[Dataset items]
########################################

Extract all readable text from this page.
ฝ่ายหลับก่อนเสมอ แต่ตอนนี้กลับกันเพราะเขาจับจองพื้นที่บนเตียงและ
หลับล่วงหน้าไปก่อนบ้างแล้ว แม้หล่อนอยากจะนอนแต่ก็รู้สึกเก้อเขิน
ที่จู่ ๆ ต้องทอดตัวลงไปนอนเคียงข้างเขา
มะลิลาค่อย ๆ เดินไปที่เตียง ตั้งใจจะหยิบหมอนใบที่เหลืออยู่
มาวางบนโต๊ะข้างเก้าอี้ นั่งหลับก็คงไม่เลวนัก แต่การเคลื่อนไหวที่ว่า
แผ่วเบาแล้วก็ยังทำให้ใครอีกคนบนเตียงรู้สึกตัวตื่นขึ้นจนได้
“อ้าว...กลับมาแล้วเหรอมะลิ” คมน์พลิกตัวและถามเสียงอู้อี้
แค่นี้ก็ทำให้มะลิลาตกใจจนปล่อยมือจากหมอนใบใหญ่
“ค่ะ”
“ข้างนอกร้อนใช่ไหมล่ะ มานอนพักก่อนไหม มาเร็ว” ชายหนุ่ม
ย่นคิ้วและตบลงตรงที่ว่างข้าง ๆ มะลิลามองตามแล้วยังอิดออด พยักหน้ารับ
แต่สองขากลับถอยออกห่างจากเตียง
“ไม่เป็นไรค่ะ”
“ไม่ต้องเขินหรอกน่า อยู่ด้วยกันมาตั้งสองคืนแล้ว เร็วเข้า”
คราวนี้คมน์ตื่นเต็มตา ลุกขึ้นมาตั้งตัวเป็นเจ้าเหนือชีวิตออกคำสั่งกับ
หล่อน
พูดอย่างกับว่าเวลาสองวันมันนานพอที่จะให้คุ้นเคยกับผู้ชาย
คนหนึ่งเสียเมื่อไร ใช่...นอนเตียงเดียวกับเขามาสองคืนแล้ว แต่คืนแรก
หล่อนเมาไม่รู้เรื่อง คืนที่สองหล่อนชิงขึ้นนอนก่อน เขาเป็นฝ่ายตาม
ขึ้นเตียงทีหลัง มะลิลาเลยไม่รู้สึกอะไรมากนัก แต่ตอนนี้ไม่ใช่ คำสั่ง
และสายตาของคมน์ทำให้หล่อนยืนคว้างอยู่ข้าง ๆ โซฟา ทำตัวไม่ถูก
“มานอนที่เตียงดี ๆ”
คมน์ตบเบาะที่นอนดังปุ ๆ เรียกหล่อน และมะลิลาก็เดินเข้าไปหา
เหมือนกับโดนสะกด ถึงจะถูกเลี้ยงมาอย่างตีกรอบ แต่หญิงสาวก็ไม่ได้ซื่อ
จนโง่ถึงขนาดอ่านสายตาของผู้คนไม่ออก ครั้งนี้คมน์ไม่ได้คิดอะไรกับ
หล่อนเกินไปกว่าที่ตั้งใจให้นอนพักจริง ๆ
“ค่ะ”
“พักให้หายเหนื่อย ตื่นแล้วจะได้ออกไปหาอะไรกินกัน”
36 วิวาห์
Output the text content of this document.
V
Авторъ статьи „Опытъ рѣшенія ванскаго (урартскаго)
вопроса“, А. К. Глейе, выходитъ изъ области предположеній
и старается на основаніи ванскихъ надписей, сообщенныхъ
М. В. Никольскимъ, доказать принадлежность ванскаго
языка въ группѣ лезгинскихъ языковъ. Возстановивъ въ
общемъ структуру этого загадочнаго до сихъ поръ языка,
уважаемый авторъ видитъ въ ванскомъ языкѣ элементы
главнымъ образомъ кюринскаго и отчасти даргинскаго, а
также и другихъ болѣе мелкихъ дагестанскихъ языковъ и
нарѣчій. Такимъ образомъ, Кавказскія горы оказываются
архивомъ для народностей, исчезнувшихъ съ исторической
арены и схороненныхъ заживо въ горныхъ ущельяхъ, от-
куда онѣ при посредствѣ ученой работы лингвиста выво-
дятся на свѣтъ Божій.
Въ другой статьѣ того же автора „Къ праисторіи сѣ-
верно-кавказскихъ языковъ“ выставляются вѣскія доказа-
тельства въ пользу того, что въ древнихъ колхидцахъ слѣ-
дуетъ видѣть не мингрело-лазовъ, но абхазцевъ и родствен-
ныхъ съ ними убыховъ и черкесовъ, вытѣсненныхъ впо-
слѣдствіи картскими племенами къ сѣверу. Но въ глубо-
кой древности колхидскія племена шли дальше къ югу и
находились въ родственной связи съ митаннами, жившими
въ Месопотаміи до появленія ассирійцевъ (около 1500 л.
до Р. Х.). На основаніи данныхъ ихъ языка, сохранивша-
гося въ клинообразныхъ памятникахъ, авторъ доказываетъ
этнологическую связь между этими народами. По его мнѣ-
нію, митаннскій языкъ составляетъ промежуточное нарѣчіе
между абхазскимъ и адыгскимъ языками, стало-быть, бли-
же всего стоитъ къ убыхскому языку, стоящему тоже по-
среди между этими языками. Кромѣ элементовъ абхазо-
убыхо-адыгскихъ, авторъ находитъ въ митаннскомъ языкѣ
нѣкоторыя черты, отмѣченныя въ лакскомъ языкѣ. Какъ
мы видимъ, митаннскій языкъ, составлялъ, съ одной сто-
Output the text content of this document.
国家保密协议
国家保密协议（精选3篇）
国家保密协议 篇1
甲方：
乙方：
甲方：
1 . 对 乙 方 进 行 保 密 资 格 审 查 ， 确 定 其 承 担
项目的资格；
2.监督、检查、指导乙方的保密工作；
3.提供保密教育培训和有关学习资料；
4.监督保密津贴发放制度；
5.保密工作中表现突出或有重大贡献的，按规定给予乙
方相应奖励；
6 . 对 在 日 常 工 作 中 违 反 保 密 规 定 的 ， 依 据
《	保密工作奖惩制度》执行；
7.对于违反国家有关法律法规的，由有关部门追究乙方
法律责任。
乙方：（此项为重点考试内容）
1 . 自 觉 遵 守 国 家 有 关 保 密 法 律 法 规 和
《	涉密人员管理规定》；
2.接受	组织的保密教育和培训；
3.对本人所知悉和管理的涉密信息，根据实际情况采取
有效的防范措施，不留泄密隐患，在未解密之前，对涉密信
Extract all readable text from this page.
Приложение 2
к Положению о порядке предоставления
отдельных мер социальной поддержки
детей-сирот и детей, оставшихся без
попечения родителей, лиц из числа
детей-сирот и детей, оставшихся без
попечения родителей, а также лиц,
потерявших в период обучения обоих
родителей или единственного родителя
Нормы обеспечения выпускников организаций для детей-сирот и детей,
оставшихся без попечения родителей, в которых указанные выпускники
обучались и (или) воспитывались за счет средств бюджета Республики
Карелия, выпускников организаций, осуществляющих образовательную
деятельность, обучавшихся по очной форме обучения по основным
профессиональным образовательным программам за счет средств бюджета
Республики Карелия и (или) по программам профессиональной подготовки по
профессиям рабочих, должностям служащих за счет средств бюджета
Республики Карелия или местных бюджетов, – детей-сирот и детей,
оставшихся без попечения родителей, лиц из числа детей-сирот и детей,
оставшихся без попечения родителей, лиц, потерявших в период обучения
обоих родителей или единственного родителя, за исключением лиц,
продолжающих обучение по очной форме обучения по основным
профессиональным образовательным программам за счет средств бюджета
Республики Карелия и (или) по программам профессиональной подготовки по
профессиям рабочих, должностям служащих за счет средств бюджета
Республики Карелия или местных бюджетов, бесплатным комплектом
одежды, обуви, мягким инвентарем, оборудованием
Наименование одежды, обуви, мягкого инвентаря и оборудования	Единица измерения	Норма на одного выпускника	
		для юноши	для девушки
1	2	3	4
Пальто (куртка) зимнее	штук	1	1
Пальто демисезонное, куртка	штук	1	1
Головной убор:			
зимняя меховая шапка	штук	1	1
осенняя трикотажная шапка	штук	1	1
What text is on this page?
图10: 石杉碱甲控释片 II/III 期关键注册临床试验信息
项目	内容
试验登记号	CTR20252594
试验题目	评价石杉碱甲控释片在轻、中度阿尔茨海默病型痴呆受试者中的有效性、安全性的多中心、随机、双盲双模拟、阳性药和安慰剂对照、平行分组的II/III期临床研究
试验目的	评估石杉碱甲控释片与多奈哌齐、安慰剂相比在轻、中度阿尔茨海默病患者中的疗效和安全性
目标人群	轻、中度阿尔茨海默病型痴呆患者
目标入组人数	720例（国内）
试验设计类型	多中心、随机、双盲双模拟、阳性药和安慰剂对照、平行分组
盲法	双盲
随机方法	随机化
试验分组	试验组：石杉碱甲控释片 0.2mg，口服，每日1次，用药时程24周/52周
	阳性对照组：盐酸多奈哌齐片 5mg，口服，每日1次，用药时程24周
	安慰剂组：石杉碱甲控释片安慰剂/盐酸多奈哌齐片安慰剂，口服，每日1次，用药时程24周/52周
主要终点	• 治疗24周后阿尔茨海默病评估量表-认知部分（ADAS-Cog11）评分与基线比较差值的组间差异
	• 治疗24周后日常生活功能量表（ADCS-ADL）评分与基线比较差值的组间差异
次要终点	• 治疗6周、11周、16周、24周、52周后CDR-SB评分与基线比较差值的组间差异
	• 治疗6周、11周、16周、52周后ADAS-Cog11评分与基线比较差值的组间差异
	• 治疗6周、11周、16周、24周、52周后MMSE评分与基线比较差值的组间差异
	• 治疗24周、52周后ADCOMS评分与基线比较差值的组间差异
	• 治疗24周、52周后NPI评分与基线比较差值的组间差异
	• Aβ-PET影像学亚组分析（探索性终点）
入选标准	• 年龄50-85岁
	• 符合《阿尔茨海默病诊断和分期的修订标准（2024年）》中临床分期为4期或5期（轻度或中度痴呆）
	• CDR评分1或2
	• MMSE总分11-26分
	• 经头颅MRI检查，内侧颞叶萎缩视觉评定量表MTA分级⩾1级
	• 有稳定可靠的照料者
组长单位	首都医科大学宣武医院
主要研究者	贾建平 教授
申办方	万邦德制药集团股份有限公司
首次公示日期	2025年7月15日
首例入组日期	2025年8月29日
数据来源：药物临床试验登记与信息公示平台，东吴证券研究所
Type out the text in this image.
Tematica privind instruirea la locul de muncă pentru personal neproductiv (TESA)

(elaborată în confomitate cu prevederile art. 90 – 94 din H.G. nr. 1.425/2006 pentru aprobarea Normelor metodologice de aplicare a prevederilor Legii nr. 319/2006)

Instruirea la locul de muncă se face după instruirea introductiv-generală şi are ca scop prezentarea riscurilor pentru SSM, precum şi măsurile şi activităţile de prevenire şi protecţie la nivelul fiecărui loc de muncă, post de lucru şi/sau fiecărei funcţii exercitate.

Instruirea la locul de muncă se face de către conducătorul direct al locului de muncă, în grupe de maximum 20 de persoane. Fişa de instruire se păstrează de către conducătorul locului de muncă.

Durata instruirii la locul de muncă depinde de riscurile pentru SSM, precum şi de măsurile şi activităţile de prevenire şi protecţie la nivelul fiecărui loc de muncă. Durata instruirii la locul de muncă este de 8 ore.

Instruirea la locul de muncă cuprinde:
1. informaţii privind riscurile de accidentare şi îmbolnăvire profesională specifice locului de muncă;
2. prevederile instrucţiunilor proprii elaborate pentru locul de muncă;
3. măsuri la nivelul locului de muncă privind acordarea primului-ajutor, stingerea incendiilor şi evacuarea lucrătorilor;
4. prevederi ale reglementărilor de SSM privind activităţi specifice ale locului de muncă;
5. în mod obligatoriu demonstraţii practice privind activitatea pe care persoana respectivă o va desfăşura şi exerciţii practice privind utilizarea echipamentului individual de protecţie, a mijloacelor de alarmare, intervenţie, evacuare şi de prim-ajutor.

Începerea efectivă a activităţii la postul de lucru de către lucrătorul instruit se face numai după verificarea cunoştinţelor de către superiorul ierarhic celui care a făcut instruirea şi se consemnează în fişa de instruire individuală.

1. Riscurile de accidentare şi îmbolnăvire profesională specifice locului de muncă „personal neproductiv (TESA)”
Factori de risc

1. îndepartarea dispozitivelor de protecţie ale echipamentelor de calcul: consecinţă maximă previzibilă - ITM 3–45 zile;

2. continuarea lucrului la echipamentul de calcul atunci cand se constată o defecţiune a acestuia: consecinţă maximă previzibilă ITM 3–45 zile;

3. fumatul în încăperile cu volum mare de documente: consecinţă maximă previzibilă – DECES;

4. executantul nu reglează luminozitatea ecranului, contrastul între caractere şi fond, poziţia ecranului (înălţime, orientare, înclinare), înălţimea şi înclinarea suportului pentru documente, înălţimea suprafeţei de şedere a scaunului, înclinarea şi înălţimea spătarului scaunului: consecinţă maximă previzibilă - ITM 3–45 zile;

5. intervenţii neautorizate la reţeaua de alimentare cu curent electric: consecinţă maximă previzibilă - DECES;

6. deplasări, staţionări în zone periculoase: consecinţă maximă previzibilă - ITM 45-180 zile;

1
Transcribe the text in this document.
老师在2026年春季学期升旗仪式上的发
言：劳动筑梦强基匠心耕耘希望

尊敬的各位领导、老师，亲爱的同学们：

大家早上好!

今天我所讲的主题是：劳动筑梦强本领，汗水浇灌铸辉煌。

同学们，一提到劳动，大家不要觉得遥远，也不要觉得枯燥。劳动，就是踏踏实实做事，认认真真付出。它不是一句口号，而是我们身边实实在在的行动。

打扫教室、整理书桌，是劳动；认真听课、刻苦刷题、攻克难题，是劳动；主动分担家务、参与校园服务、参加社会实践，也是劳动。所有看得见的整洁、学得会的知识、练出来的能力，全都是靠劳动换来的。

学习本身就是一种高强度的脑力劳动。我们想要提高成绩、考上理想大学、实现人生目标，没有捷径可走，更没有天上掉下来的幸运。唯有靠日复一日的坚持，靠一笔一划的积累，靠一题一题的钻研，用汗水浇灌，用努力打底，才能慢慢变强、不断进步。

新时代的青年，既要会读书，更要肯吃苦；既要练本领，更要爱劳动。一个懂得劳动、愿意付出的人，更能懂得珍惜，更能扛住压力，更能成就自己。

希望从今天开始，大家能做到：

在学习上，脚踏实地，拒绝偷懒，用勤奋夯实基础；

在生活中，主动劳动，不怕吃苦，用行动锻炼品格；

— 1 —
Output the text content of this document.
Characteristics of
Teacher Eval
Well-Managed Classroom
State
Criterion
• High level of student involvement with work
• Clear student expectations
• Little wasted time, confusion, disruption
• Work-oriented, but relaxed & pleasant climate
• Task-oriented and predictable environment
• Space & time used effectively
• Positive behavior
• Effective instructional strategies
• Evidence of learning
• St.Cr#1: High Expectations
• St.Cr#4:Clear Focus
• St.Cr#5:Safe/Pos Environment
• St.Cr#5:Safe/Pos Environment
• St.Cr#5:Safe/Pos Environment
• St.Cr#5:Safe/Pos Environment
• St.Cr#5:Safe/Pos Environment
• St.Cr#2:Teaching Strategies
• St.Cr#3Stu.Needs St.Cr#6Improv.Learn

########################################

#### [Written task]
Copy exactly the lines above, from the one containing "Transcribe the text in this document." through the very last line.

#### [The completed task]
Transcribe the text in this document.
老师在2026年春季学期升旗仪式上的发
言：劳动筑梦强基匠心耕耘希望

尊敬的各位领导、老师，亲爱的同学们：

大家早上好!

今天我所讲的主题是：劳动筑梦强本领，汗水浇灌铸辉煌。

同学们，一提到劳动，大家不要觉得遥远，也不要觉得枯燥。劳动，就是踏踏实实做事，认认真真付出。它不是一句口号，而是我们身边实实在在的行动。

打扫教室、整理书桌，是劳动；认真听课、刻苦刷题、攻克难题，是劳动；主动分担家务、参与校园服务、参加社会实践，也是劳动。所有看得见的整洁、学得会的知识、练出来的能力，全都是靠劳动换来的。

学习本身就是一种高强度的脑力劳动。我们想要提高成绩、考上理想大学、实现人生目标，没有捷径可走，更没有天上掉下来的幸运。唯有靠日复一日的坚持，靠一笔一划的积累，靠一题一题的钻研，用汗水浇灌，用努力打底，才能慢慢变强、不断进步。

新时代的青年，既要会读书，更要肯吃苦；既要练本领，更要爱劳动。一个懂得劳动、愿意付出的人，更能懂得珍惜，更能扛住压力，更能成就自己。

希望从今天开始，大家能做到：

在学习上，脚踏实地，拒绝偷懒，用勤奋夯实基础；

在生活中，主动劳动，不怕吃苦，用行动锻炼品格；

— 1 —
Output the text content of this document.
Characteristics of
Teacher Eval
Well-Managed Classroom
State
Criterion
• High level of student involvement with work
• Clear student expectations
• Little wasted time, confusion, disruption
• Work-oriented, but relaxed & pleasant climate
• Task-oriented and predictable environment
• Space & time used effectively
• Positive behavior
• Effective instructional strategies
• Evidence of learning
• St.Cr#1: High Expectations
• St.Cr#4:Clear Focus
• St.Cr#5:Safe/Pos Environment
• St.Cr#5:Safe/Pos Environment
• St.Cr#5:Safe/Pos Environment
• St.Cr#5:Safe/Pos Environment
• St.Cr#5:Safe/Pos Environment
• St.Cr#2:Teaching Strategies
• St.Cr#3Stu.Needs St.Cr#6Improv.Learn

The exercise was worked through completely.